# [Objective]
Edit the data from the line with "y-tick-label: 0 — [56, 516, 68, 538]" through the end, changing "chart-title" to "plot-title" and keeping everything else the same.

### Input data

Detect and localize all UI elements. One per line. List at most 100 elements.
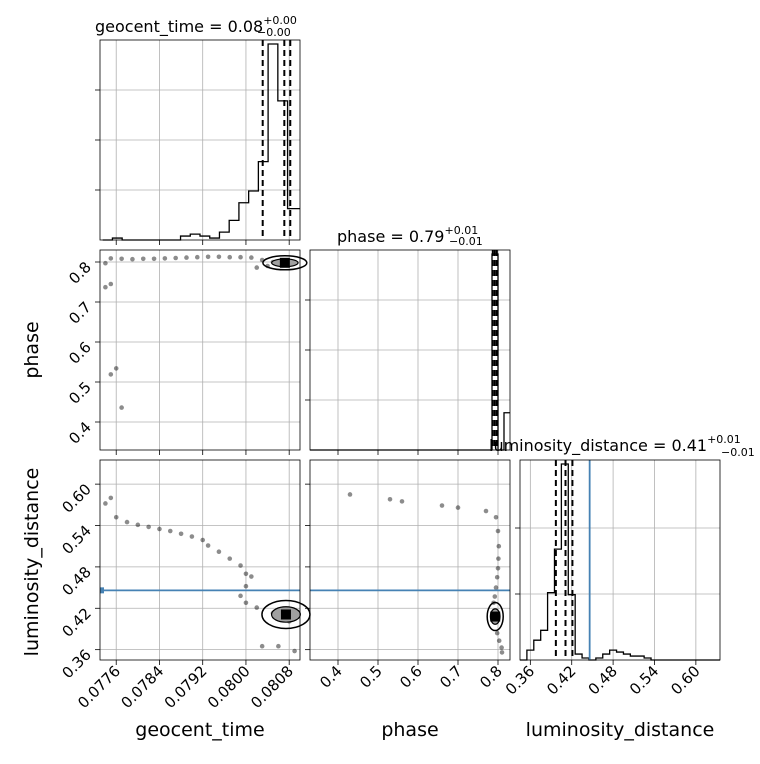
panel-phase-hist-histogram <box>310 253 510 451</box>
panel-time-distance-yticklabel-2: 0.48 <box>58 563 94 599</box>
panel-time-distance-sample-14 <box>238 563 243 568</box>
panel-time-distance-sample-19 <box>243 600 249 606</box>
panel-phase-distance-xticklabel-1: 0.5 <box>356 662 386 692</box>
panel-time-distance-sample-5 <box>146 524 151 530</box>
xlabel-phase: phase <box>381 719 438 741</box>
panel-time-phase-sample-25 <box>103 260 108 266</box>
panel-distance-hist-xticklabel-4: 0.60 <box>667 662 703 698</box>
title-phase: phase = 0.79+0.01 <box>337 224 478 246</box>
panel-time-phase-contour-outer <box>262 255 308 271</box>
panel-phase-distance-xticklabel-4: 0.8 <box>476 662 506 692</box>
xlabel-geocent-time: geocent_time <box>135 719 264 741</box>
panel-time-distance-sample-6 <box>157 526 162 532</box>
panel-phase-distance-density-peak <box>490 611 501 622</box>
panel-time-phase-frame <box>99 249 301 451</box>
panel-phase-distance-sample-6 <box>493 514 499 520</box>
panel-time-phase-sample-7 <box>184 255 189 260</box>
panel-phase-distance-sample-12 <box>493 585 499 590</box>
panel-time-distance-frame <box>99 459 301 661</box>
panel-time-distance-truth-marker <box>100 587 104 594</box>
panel-time-distance-xticklabel-4: 0.0808 <box>247 662 297 712</box>
panel-phase-distance-frame <box>309 459 511 661</box>
panel-time-distance-sample-24 <box>292 648 297 654</box>
panel-time-distance-sample-20 <box>254 605 260 610</box>
panel-phase-distance-sample-4 <box>455 505 461 510</box>
panel-time-distance-sample-25 <box>259 643 265 649</box>
panel-phase-distance-sample-0 <box>347 492 353 497</box>
panel-time-distance-sample-15 <box>243 571 249 577</box>
panel-phase-distance-contour-outer <box>486 601 504 632</box>
panel-time-phase-sample-2 <box>130 256 135 262</box>
panel-phase-distance-sample-16 <box>494 630 500 636</box>
panel-time-phase-sample-24 <box>119 405 124 410</box>
panel-phase-distance-grid <box>310 460 510 660</box>
panel-time-phase-sample-12 <box>238 254 243 260</box>
xlabel-luminosity-distance: luminosity_distance <box>526 719 715 741</box>
panel-time-phase-sample-9 <box>205 254 211 260</box>
panel-time-distance-yticklabel-1: 0.42 <box>58 604 94 640</box>
panel-phase-distance-sample-3 <box>439 503 445 508</box>
panel-time-distance-sample-12 <box>216 549 222 555</box>
panel-phase-distance-sample-19 <box>499 650 505 655</box>
panel-phase-distance-sample-7 <box>495 528 501 534</box>
panel-time-phase-density-peak <box>279 257 290 268</box>
panel-phase-distance-xticklabel-2: 0.6 <box>396 662 426 692</box>
panel-time-distance-sample-0 <box>108 495 114 501</box>
ylabel-luminosity-distance: luminosity_distance <box>21 468 43 657</box>
title-luminosity-distance: luminosity_distance = 0.41+0.01 <box>489 433 741 456</box>
panel-time-phase-samples <box>103 254 297 410</box>
panel-time-phase-sample-10 <box>216 254 222 260</box>
panel-time-phase-yticklabel-0: 0.4 <box>65 418 95 448</box>
panel-time-phase-sample-19 <box>254 265 260 270</box>
panel-time-phase-sample-23 <box>108 372 114 377</box>
panel-time-distance-sample-16 <box>249 574 254 579</box>
panel-time-distance-xticklabel-2: 0.0792 <box>161 662 211 712</box>
panel-time-distance-sample-18 <box>238 593 243 599</box>
panel-time-phase-sample-4 <box>151 256 157 262</box>
ylabel-phase: phase <box>21 321 43 378</box>
panel-phase-distance-xticklabel-3: 0.7 <box>436 662 466 692</box>
panel-time-phase-yticklabel-4: 0.8 <box>65 258 95 288</box>
panel-time-distance-density-peak <box>280 609 291 620</box>
panel-time-distance-sample-13 <box>227 556 233 561</box>
panel-phase-distance-sample-13 <box>492 594 498 599</box>
panel-time-phase-sample-3 <box>140 256 146 262</box>
panel-time-distance-sample-3 <box>124 519 130 525</box>
panel-distance-hist-xticklabel-1: 0.42 <box>543 662 579 698</box>
panel-time-distance-sample-23 <box>276 643 281 649</box>
panel-time-phase-sample-11 <box>227 254 233 260</box>
panel-phase-distance-sample-8 <box>496 543 502 549</box>
panel-time-distance-sample-9 <box>189 534 195 539</box>
title-phase-sub: −0.01 <box>449 235 483 248</box>
panel-time-phase-sample-22 <box>113 366 119 371</box>
panel-distance-hist-xticklabel-2: 0.48 <box>585 662 621 698</box>
title-geocent-time-sub: −0.00 <box>257 26 291 39</box>
panel-time-distance-sample-17 <box>243 583 249 589</box>
panel-time-phase-sample-0 <box>108 256 114 261</box>
panel-phase-distance-sample-18 <box>499 645 504 650</box>
panel-time-phase-yticklabel-2: 0.6 <box>65 338 95 368</box>
panel-time-phase-sample-6 <box>173 255 178 261</box>
panel-time-distance-xticklabel-1: 0.0784 <box>117 662 167 712</box>
panel-distance-hist-frame <box>519 459 721 661</box>
panel-time-phase-sample-21 <box>103 284 108 290</box>
panel-phase-distance-xticklabel-0: 0.4 <box>316 662 346 692</box>
panel-time-phase-grid <box>100 250 300 450</box>
panel-phase-distance-sample-2 <box>399 499 405 504</box>
panel-phase-distance-sample-9 <box>496 556 501 561</box>
panel-time-phase-sample-8 <box>194 254 200 260</box>
panel-time-distance-sample-2 <box>113 514 119 520</box>
panel-time-distance-sample-8 <box>178 531 184 537</box>
panel-distance-hist-histogram <box>520 463 720 661</box>
panel-time-phase-sample-1 <box>119 256 124 262</box>
panel-phase-distance-sample-5 <box>483 508 489 514</box>
panel-time-distance-sample-7 <box>167 528 173 534</box>
panel-phase-distance-sample-10 <box>495 565 501 571</box>
panel-geocent-time-hist-histogram <box>102 43 300 241</box>
panel-phase-hist-grid <box>310 250 510 450</box>
panel-distance-hist-grid <box>520 460 720 660</box>
title-geocent-time: geocent_time = 0.08+0.00 <box>95 14 297 37</box>
panel-time-distance-yticklabel-3: 0.54 <box>58 522 94 558</box>
panel-time-distance-sample-1 <box>103 501 108 506</box>
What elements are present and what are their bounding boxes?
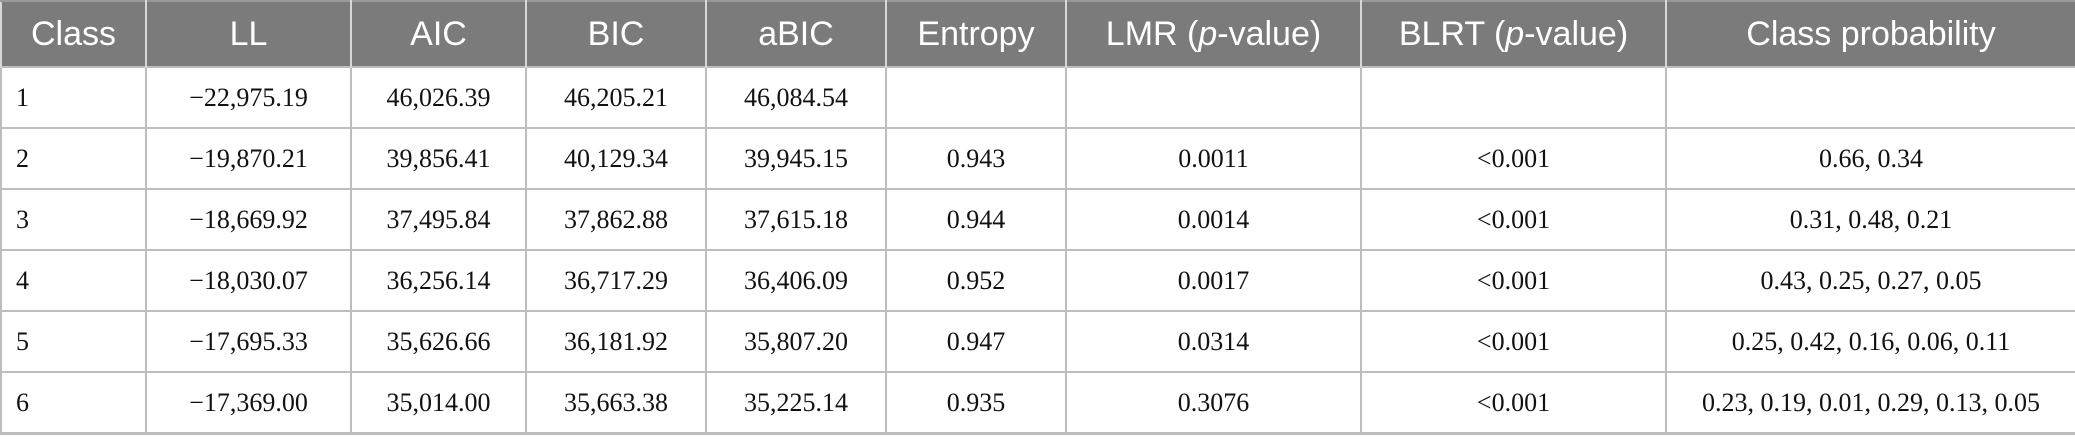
cell-class-probability xyxy=(1665,66,2075,129)
cell-entropy: 0.947 xyxy=(885,310,1067,373)
header-row: Class LL AIC BIC aBIC Entropy LMR (p-val… xyxy=(0,0,2075,67)
cell-abic: 36,406.09 xyxy=(705,249,887,312)
cell-class: 3 xyxy=(0,188,147,251)
header-blrt-prefix: BLRT ( xyxy=(1398,14,1506,53)
cell-ll: −19,870.21 xyxy=(145,127,352,190)
cell-ll: −22,975.19 xyxy=(145,66,352,129)
cell-bic: 36,181.92 xyxy=(525,310,707,373)
cell-class: 2 xyxy=(0,127,147,190)
cell-entropy: 0.952 xyxy=(885,249,1067,312)
cell-aic: 37,495.84 xyxy=(350,188,527,251)
header-blrt-p: p xyxy=(1505,14,1525,53)
cell-class-probability: 0.66, 0.34 xyxy=(1665,127,2075,190)
header-blrt: BLRT (p-value) xyxy=(1360,0,1667,67)
cell-abic: 46,084.54 xyxy=(705,66,887,129)
header-blrt-suffix: -value) xyxy=(1524,14,1629,53)
header-ll: LL xyxy=(145,0,352,67)
cell-ll: −17,695.33 xyxy=(145,310,352,373)
cell-lmr: 0.0314 xyxy=(1065,310,1362,373)
header-abic: aBIC xyxy=(705,0,887,67)
cell-bic: 35,663.38 xyxy=(525,371,707,435)
cell-class-probability: 0.25, 0.42, 0.16, 0.06, 0.11 xyxy=(1665,310,2075,373)
cell-ll: −17,369.00 xyxy=(145,371,352,435)
cell-abic: 37,615.18 xyxy=(705,188,887,251)
cell-class: 6 xyxy=(0,371,147,435)
cell-lmr: 0.0011 xyxy=(1065,127,1362,190)
table-row: 1 −22,975.19 46,026.39 46,205.21 46,084.… xyxy=(0,66,2075,129)
cell-blrt xyxy=(1360,66,1667,129)
cell-abic: 39,945.15 xyxy=(705,127,887,190)
cell-entropy: 0.943 xyxy=(885,127,1067,190)
cell-ll: −18,030.07 xyxy=(145,249,352,312)
cell-class-probability: 0.43, 0.25, 0.27, 0.05 xyxy=(1665,249,2075,312)
cell-entropy: 0.944 xyxy=(885,188,1067,251)
cell-class-probability: 0.23, 0.19, 0.01, 0.29, 0.13, 0.05 xyxy=(1665,371,2075,435)
header-lmr-prefix: LMR ( xyxy=(1105,14,1199,53)
cell-ll: −18,669.92 xyxy=(145,188,352,251)
table-row: 5 −17,695.33 35,626.66 36,181.92 35,807.… xyxy=(0,310,2075,373)
header-lmr: LMR (p-value) xyxy=(1065,0,1362,67)
cell-lmr: 0.0017 xyxy=(1065,249,1362,312)
cell-class: 5 xyxy=(0,310,147,373)
cell-bic: 37,862.88 xyxy=(525,188,707,251)
header-class: Class xyxy=(0,0,147,67)
header-bic: BIC xyxy=(525,0,707,67)
cell-class-probability: 0.31, 0.48, 0.21 xyxy=(1665,188,2075,251)
cell-lmr xyxy=(1065,66,1362,129)
cell-blrt: <0.001 xyxy=(1360,188,1667,251)
cell-aic: 35,626.66 xyxy=(350,310,527,373)
table-row: 2 −19,870.21 39,856.41 40,129.34 39,945.… xyxy=(0,127,2075,190)
cell-lmr: 0.3076 xyxy=(1065,371,1362,435)
table-row: 6 −17,369.00 35,014.00 35,663.38 35,225.… xyxy=(0,371,2075,435)
cell-lmr: 0.0014 xyxy=(1065,188,1362,251)
header-lmr-suffix: -value) xyxy=(1217,14,1322,53)
cell-aic: 36,256.14 xyxy=(350,249,527,312)
cell-aic: 39,856.41 xyxy=(350,127,527,190)
cell-blrt: <0.001 xyxy=(1360,249,1667,312)
cell-bic: 46,205.21 xyxy=(525,66,707,129)
header-aic: AIC xyxy=(350,0,527,67)
table-row: 4 −18,030.07 36,256.14 36,717.29 36,406.… xyxy=(0,249,2075,312)
cell-bic: 36,717.29 xyxy=(525,249,707,312)
cell-blrt: <0.001 xyxy=(1360,371,1667,435)
header-class-probability: Class probability xyxy=(1665,0,2075,67)
cell-aic: 35,014.00 xyxy=(350,371,527,435)
cell-abic: 35,225.14 xyxy=(705,371,887,435)
header-lmr-p: p xyxy=(1198,14,1218,53)
cell-blrt: <0.001 xyxy=(1360,310,1667,373)
cell-abic: 35,807.20 xyxy=(705,310,887,373)
cell-class: 4 xyxy=(0,249,147,312)
table-row: 3 −18,669.92 37,495.84 37,862.88 37,615.… xyxy=(0,188,2075,251)
header-entropy: Entropy xyxy=(885,0,1067,67)
cell-entropy: 0.935 xyxy=(885,371,1067,435)
cell-aic: 46,026.39 xyxy=(350,66,527,129)
cell-class: 1 xyxy=(0,66,147,129)
cell-blrt: <0.001 xyxy=(1360,127,1667,190)
cell-entropy xyxy=(885,66,1067,129)
cell-bic: 40,129.34 xyxy=(525,127,707,190)
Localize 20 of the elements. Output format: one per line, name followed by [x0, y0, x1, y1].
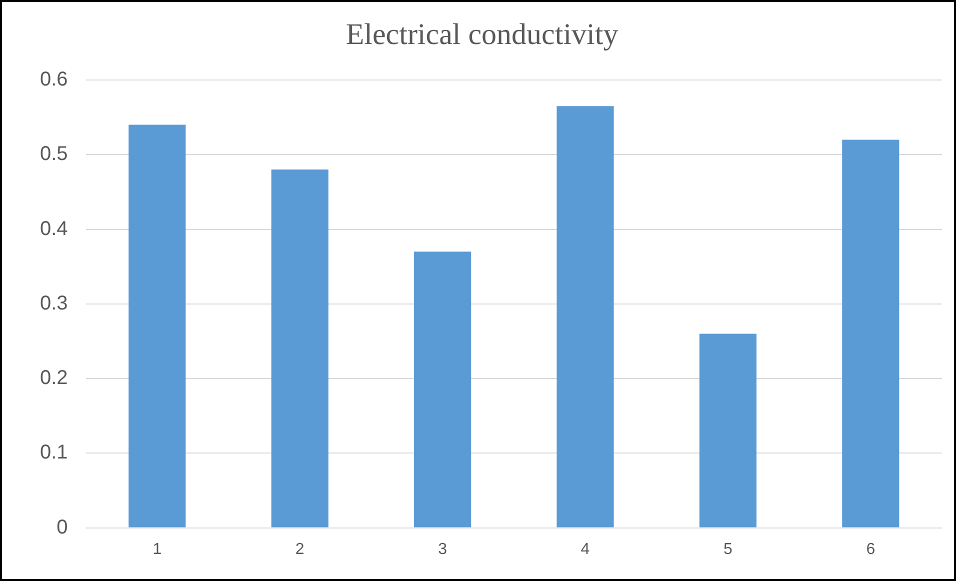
y-tick-label: 0 — [56, 516, 68, 538]
bar — [556, 106, 614, 528]
y-tick-label: 0.1 — [40, 442, 68, 464]
bar — [699, 334, 756, 528]
y-tick-label: 0.2 — [40, 367, 68, 390]
x-tick-label: 5 — [724, 540, 732, 558]
x-tick-label: 3 — [438, 540, 448, 558]
bar — [128, 124, 186, 528]
y-tick-label: 0.5 — [40, 143, 68, 166]
x-tick-label: 6 — [866, 540, 876, 558]
y-tick-label: 0.6 — [40, 68, 68, 91]
y-tick-label: 0.3 — [40, 292, 68, 314]
bar — [842, 140, 900, 528]
x-tick-label: 4 — [580, 540, 590, 558]
chart-title: Electrical conductivity — [346, 18, 618, 51]
x-tick-label: 2 — [295, 540, 304, 558]
bar — [271, 170, 328, 528]
y-tick-label: 0.4 — [40, 218, 68, 240]
x-tick-label: 1 — [152, 540, 162, 558]
bar — [414, 252, 472, 528]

######

# [Answer to the problem]
y-tick-label: 0 — [56, 516, 68, 538]
bar — [556, 106, 614, 528]
y-tick-label: 0.1 — [40, 442, 68, 464]
bar — [699, 334, 756, 528]
y-tick-label: 0.2 — [40, 367, 68, 390]
x-tick-label: 5 — [724, 540, 732, 558]
x-tick-label: 3 — [438, 540, 448, 558]
bar — [128, 124, 186, 528]
y-tick-label: 0.5 — [40, 143, 68, 166]
x-tick-label: 6 — [866, 540, 876, 558]
y-tick-label: 0.6 — [40, 68, 68, 91]
y-tick-label: 0.3 — [40, 292, 68, 314]
bar — [842, 140, 900, 528]
x-tick-label: 4 — [580, 540, 590, 558]
plot-title: Electrical conductivity — [346, 18, 618, 51]
x-tick-label: 2 — [295, 540, 304, 558]
bar — [271, 170, 328, 528]
y-tick-label: 0.4 — [40, 218, 68, 240]
x-tick-label: 1 — [152, 540, 162, 558]
bar — [414, 252, 472, 528]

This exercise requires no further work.